• **YOUR INSTRUCTIONS**
Could you repeat, word for word, every line from the one containing "Give me a plain-text" through the final line of the records below, and nothing else?

• **ENTRIES**
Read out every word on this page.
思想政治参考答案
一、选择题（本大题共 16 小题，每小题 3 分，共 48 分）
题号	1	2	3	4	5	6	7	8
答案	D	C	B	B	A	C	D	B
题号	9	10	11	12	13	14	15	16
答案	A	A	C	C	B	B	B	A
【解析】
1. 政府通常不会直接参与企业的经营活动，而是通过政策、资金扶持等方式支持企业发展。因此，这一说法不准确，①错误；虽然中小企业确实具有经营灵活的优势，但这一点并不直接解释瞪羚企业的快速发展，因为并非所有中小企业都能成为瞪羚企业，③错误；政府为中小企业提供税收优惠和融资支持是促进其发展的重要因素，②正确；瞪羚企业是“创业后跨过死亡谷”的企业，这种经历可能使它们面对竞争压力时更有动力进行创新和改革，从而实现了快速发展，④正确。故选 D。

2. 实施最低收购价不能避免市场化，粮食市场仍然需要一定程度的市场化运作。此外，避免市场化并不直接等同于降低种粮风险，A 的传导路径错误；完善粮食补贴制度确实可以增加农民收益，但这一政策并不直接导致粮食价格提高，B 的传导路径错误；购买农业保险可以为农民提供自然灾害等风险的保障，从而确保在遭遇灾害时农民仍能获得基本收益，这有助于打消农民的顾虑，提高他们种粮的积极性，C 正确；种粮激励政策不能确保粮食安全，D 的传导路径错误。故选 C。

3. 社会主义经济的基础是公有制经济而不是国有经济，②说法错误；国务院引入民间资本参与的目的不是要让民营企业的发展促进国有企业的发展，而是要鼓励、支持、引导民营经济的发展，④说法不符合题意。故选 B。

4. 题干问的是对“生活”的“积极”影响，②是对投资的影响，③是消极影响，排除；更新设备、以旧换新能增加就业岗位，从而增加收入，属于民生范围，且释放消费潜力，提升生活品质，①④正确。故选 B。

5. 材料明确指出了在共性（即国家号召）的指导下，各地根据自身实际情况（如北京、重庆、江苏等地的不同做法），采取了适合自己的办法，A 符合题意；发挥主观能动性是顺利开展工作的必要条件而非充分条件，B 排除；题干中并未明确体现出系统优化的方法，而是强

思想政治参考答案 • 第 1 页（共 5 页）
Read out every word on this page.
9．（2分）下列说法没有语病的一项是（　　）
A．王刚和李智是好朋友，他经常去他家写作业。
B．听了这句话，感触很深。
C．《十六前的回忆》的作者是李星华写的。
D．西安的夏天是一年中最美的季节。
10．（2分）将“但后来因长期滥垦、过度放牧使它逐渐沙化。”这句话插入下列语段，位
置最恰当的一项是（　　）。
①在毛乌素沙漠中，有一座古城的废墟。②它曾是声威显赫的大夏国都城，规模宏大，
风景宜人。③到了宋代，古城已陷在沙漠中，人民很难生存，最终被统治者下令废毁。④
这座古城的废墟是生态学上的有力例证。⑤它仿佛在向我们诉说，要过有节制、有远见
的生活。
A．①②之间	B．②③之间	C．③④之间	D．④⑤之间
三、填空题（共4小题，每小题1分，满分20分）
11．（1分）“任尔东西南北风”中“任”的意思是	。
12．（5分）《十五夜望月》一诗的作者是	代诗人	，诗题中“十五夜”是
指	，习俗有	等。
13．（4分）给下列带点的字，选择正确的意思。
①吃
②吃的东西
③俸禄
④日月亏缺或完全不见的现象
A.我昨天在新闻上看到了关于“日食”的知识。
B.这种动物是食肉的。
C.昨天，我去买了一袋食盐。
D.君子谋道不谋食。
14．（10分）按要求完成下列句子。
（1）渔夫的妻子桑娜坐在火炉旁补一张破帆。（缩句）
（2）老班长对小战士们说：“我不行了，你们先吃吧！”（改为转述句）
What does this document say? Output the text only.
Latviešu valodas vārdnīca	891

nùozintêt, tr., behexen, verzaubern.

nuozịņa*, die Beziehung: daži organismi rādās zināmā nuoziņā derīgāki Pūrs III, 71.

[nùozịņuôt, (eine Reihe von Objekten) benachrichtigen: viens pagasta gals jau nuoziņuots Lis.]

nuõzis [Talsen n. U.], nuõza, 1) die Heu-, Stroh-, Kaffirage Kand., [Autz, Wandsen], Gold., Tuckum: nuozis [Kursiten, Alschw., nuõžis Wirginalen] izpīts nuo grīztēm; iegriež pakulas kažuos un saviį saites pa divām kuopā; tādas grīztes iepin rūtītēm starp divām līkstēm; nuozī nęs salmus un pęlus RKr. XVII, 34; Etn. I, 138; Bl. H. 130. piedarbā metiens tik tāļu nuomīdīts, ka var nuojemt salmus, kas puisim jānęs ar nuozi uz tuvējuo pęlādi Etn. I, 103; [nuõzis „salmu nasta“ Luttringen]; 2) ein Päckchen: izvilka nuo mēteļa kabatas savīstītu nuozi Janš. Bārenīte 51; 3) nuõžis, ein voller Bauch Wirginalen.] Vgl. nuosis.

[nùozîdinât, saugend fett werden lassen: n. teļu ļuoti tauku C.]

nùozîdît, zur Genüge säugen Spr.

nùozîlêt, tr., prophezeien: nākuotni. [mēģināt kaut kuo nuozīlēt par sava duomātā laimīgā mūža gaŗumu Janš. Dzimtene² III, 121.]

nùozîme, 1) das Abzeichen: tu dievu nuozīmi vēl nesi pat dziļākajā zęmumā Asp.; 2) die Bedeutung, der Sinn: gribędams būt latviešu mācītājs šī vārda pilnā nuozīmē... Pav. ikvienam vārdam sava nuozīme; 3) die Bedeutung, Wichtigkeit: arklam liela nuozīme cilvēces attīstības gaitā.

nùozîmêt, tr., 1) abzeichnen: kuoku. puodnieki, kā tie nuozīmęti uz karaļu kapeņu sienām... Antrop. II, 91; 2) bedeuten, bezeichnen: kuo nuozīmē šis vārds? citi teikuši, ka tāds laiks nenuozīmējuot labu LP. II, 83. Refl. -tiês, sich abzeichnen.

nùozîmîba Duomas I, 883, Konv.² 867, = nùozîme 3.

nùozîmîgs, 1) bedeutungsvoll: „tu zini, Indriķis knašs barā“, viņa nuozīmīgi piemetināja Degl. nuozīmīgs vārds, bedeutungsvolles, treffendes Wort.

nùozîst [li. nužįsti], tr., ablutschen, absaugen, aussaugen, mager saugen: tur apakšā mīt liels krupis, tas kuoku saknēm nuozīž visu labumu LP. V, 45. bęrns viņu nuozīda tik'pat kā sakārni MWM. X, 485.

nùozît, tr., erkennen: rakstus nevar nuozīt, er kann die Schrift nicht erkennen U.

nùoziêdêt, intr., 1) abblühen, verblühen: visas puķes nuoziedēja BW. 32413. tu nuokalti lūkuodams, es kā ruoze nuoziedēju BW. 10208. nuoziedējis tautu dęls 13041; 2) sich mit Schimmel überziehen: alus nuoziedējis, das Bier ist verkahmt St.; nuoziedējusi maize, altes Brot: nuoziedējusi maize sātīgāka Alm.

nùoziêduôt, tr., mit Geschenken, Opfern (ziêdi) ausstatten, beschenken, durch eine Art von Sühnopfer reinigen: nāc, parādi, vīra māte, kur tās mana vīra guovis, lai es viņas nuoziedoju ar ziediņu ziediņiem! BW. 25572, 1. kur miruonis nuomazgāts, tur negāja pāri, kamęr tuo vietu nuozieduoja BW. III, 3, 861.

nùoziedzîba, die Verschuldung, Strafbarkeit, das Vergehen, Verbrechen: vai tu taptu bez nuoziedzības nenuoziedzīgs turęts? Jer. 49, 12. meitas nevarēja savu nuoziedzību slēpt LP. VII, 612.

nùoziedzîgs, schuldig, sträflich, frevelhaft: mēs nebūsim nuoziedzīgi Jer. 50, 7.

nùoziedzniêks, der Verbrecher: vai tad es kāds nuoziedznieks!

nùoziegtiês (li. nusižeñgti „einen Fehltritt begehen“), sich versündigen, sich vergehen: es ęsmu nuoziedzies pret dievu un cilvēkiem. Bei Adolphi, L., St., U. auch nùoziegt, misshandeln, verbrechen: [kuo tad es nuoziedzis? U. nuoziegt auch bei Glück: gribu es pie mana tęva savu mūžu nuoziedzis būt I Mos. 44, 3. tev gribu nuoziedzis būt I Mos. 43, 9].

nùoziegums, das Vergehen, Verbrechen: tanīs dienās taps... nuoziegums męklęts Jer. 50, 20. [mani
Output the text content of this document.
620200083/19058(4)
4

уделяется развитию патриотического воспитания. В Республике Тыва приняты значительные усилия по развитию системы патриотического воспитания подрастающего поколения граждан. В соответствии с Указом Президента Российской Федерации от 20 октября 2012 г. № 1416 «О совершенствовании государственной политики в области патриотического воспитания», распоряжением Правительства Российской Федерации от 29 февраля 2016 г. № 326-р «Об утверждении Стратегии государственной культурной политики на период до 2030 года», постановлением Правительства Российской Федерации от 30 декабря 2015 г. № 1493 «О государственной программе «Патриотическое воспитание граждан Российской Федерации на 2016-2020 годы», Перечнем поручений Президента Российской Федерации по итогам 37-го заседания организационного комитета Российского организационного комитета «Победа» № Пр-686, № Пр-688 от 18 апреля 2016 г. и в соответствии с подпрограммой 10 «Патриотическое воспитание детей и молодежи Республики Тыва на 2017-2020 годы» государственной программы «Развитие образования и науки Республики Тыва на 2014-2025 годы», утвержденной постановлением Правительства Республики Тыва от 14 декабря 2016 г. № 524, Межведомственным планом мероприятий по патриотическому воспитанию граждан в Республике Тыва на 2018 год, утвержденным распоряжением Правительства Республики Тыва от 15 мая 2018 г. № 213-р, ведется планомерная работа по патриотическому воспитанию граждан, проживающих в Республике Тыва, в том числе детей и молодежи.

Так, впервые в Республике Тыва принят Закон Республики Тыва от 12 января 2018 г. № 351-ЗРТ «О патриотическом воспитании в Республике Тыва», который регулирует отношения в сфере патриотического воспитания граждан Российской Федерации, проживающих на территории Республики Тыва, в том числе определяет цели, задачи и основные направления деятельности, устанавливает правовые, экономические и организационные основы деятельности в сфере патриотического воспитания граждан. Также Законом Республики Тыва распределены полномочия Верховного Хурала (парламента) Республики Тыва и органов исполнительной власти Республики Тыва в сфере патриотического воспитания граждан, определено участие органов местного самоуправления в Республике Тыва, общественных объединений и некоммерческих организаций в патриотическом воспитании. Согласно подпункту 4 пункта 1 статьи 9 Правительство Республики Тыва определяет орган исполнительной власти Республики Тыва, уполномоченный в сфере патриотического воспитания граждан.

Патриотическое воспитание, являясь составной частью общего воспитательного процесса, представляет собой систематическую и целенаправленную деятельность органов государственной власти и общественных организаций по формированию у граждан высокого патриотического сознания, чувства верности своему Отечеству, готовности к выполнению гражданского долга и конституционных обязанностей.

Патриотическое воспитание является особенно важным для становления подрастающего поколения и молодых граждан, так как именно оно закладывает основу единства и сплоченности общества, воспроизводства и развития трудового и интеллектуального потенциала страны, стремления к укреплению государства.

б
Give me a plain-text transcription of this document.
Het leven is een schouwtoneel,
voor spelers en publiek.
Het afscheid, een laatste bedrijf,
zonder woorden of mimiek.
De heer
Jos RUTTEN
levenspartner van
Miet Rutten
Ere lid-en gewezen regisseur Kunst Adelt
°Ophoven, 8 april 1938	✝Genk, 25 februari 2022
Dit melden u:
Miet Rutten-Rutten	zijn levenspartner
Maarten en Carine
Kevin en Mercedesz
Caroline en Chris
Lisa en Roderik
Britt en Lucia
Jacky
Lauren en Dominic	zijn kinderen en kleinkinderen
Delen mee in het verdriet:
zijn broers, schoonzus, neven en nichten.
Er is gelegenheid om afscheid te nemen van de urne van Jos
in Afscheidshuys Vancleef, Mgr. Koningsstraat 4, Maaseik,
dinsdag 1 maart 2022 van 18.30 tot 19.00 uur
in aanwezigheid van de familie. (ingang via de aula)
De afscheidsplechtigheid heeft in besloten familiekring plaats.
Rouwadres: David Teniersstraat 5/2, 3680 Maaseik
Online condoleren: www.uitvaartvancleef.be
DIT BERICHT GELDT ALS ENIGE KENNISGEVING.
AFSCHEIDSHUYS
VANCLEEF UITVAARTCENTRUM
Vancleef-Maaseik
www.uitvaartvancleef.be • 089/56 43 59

• **OUTPUT OF THE TASK**
Give me a plain-text transcription of this document.
Het leven is een schouwtoneel,
voor spelers en publiek.
Het afscheid, een laatste bedrijf,
zonder woorden of mimiek.
De heer
Jos RUTTEN
levenspartner van
Miet Rutten
Ere lid-en gewezen regisseur Kunst Adelt
°Ophoven, 8 april 1938	✝Genk, 25 februari 2022
Dit melden u:
Miet Rutten-Rutten	zijn levenspartner
Maarten en Carine
Kevin en Mercedesz
Caroline en Chris
Lisa en Roderik
Britt en Lucia
Jacky
Lauren en Dominic	zijn kinderen en kleinkinderen
Delen mee in het verdriet:
zijn broers, schoonzus, neven en nichten.
Er is gelegenheid om afscheid te nemen van de urne van Jos
in Afscheidshuys Vancleef, Mgr. Koningsstraat 4, Maaseik,
dinsdag 1 maart 2022 van 18.30 tot 19.00 uur
in aanwezigheid van de familie. (ingang via de aula)
De afscheidsplechtigheid heeft in besloten familiekring plaats.
Rouwadres: David Teniersstraat 5/2, 3680 Maaseik
Online condoleren: www.uitvaartvancleef.be
DIT BERICHT GELDT ALS ENIGE KENNISGEVING.
AFSCHEIDSHUYS
VANCLEEF UITVAARTCENTRUM
Vancleef-Maaseik
www.uitvaartvancleef.be • 089/56 43 59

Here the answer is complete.